++++ MATERIAL SUPPLIED

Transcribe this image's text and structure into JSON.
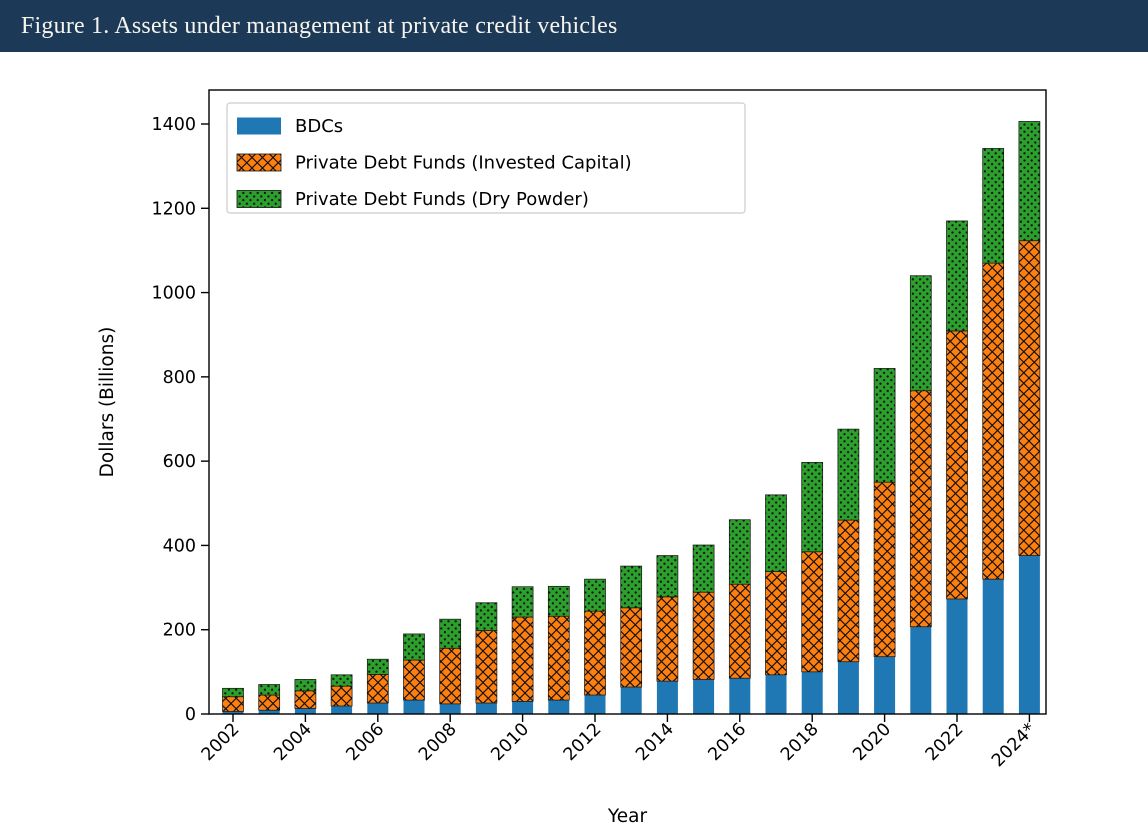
{
  "header": {
    "title": "Figure 1. Assets under management at private credit vehicles",
    "background_color": "#1c3a57",
    "text_color": "#f7f4ee"
  },
  "chart_data": {
    "type": "bar",
    "stacked": true,
    "title": "",
    "xlabel": "Year",
    "ylabel": "Dollars (Billions)",
    "ylim": [
      0,
      1480
    ],
    "yticks": [
      0,
      200,
      400,
      600,
      800,
      1000,
      1200,
      1400
    ],
    "xtick_labels": [
      "2002",
      "2004",
      "2006",
      "2008",
      "2010",
      "2012",
      "2014",
      "2016",
      "2018",
      "2020",
      "2022",
      "2024*"
    ],
    "categories": [
      "2002",
      "2003",
      "2004",
      "2005",
      "2006",
      "2007",
      "2008",
      "2009",
      "2010",
      "2011",
      "2012",
      "2013",
      "2014",
      "2015",
      "2016",
      "2017",
      "2018",
      "2019",
      "2020",
      "2021",
      "2022",
      "2023",
      "2024*"
    ],
    "series": [
      {
        "name": "BDCs",
        "color": "#1f77b4",
        "hatch": "none",
        "values": [
          6,
          9,
          13,
          19,
          26,
          33,
          24,
          26,
          30,
          33,
          45,
          64,
          78,
          82,
          85,
          93,
          100,
          124,
          136,
          207,
          273,
          320,
          376
        ]
      },
      {
        "name": "Private Debt Funds (Invested Capital)",
        "color": "#ff7f0e",
        "hatch": "cross",
        "values": [
          35,
          36,
          42,
          47,
          68,
          95,
          132,
          172,
          200,
          199,
          199,
          188,
          200,
          207,
          223,
          245,
          285,
          336,
          414,
          560,
          636,
          750,
          747
        ]
      },
      {
        "name": "Private Debt Funds (Dry Powder)",
        "color": "#2ca02c",
        "hatch": "dots",
        "values": [
          20,
          25,
          27,
          27,
          36,
          62,
          69,
          66,
          72,
          71,
          76,
          99,
          98,
          112,
          153,
          182,
          212,
          216,
          270,
          273,
          261,
          272,
          283
        ]
      }
    ],
    "legend_position": "upper left",
    "grid": false,
    "axis_color": "#000000",
    "hatch_color": "#111111",
    "plot_background": "#ffffff"
  }
}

++++++++

- **YOUR OBJECTIVE**
Leave out the pictures and print every line of the data exactly.

- **EXERCISE RESPONSE**
Transcribe this image's text and structure into JSON.
{
  "header": {
    "title": "Figure 1. Assets under management at private credit vehicles",
    "background_color": "#1c3a57",
    "text_color": "#f7f4ee"
  },
  "chart_data": {
    "type": "bar",
    "stacked": true,
    "title": "",
    "xlabel": "Year",
    "ylabel": "Dollars (Billions)",
    "ylim": [
      0,
      1480
    ],
    "yticks": [
      0,
      200,
      400,
      600,
      800,
      1000,
      1200,
      1400
    ],
    "xtick_labels": [
      "2002",
      "2004",
      "2006",
      "2008",
      "2010",
      "2012",
      "2014",
      "2016",
      "2018",
      "2020",
      "2022",
      "2024*"
    ],
    "categories": [
      "2002",
      "2003",
      "2004",
      "2005",
      "2006",
      "2007",
      "2008",
      "2009",
      "2010",
      "2011",
      "2012",
      "2013",
      "2014",
      "2015",
      "2016",
      "2017",
      "2018",
      "2019",
      "2020",
      "2021",
      "2022",
      "2023",
      "2024*"
    ],
    "series": [
      {
        "name": "BDCs",
        "color": "#1f77b4",
        "hatch": "none",
        "values": [
          6,
          9,
          13,
          19,
          26,
          33,
          24,
          26,
          30,
          33,
          45,
          64,
          78,
          82,
          85,
          93,
          100,
          124,
          136,
          207,
          273,
          320,
          376
        ]
      },
      {
        "name": "Private Debt Funds (Invested Capital)",
        "color": "#ff7f0e",
        "hatch": "cross",
        "values": [
          35,
          36,
          42,
          47,
          68,
          95,
          132,
          172,
          200,
          199,
          199,
          188,
          200,
          207,
          223,
          245,
          285,
          336,
          414,
          560,
          636,
          750,
          747
        ]
      },
      {
        "name": "Private Debt Funds (Dry Powder)",
        "color": "#2ca02c",
        "hatch": "dots",
        "values": [
          20,
          25,
          27,
          27,
          36,
          62,
          69,
          66,
          72,
          71,
          76,
          99,
          98,
          112,
          153,
          182,
          212,
          216,
          270,
          273,
          261,
          272,
          283
        ]
      }
    ],
    "legend_position": "upper left",
    "grid": false,
    "axis_color": "#000000",
    "hatch_color": "#111111",
    "plot_background": "#ffffff"
  }
}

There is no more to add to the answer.